Stored data entries
<<<<

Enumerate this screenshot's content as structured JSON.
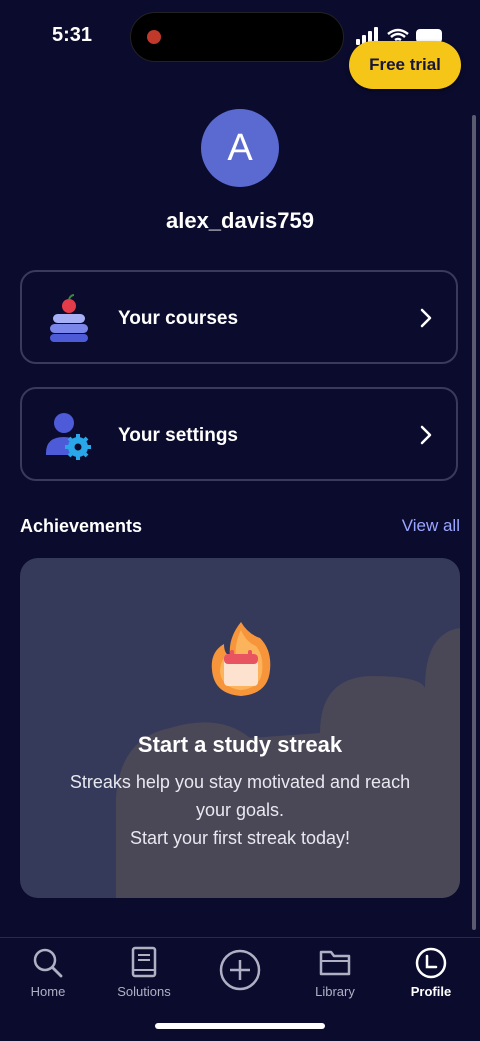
{
  "status_bar": {
    "time": "5:31"
  },
  "header": {
    "trial_button": "Free trial"
  },
  "profile": {
    "avatar_letter": "A",
    "username": "alex_davis759"
  },
  "menu": [
    {
      "label": "Your courses",
      "icon": "courses-stack-icon"
    },
    {
      "label": "Your settings",
      "icon": "user-settings-icon"
    }
  ],
  "achievements": {
    "title": "Achievements",
    "view_all": "View all",
    "card": {
      "title": "Start a study streak",
      "lines": [
        "Streaks help you stay motivated and reach",
        "your goals.",
        "Start your first streak today!"
      ]
    }
  },
  "nav": {
    "items": [
      {
        "label": "Home",
        "icon": "search-icon"
      },
      {
        "label": "Solutions",
        "icon": "book-icon"
      },
      {
        "label": "",
        "icon": "plus-circle-icon"
      },
      {
        "label": "Library",
        "icon": "folder-icon"
      },
      {
        "label": "Profile",
        "icon": "profile-icon",
        "active": true
      }
    ]
  },
  "colors": {
    "background": "#0b0b2e",
    "accent": "#f5c518",
    "link": "#9aa6ff",
    "avatar": "#5b6ad0"
  }
}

>>>>

**Goal**
Give every line back word for word and leave the pictures out.

**Exercise response**
Enumerate this screenshot's content as structured JSON.
{
  "status_bar": {
    "time": "5:31"
  },
  "header": {
    "trial_button": "Free trial"
  },
  "profile": {
    "avatar_letter": "A",
    "username": "alex_davis759"
  },
  "menu": [
    {
      "label": "Your courses",
      "icon": "courses-stack-icon"
    },
    {
      "label": "Your settings",
      "icon": "user-settings-icon"
    }
  ],
  "achievements": {
    "title": "Achievements",
    "view_all": "View all",
    "card": {
      "title": "Start a study streak",
      "lines": [
        "Streaks help you stay motivated and reach",
        "your goals.",
        "Start your first streak today!"
      ]
    }
  },
  "nav": {
    "items": [
      {
        "label": "Home",
        "icon": "search-icon"
      },
      {
        "label": "Solutions",
        "icon": "book-icon"
      },
      {
        "label": "",
        "icon": "plus-circle-icon"
      },
      {
        "label": "Library",
        "icon": "folder-icon"
      },
      {
        "label": "Profile",
        "icon": "profile-icon",
        "active": true
      }
    ]
  },
  "colors": {
    "background": "#0b0b2e",
    "accent": "#f5c518",
    "link": "#9aa6ff",
    "avatar": "#5b6ad0"
  }
}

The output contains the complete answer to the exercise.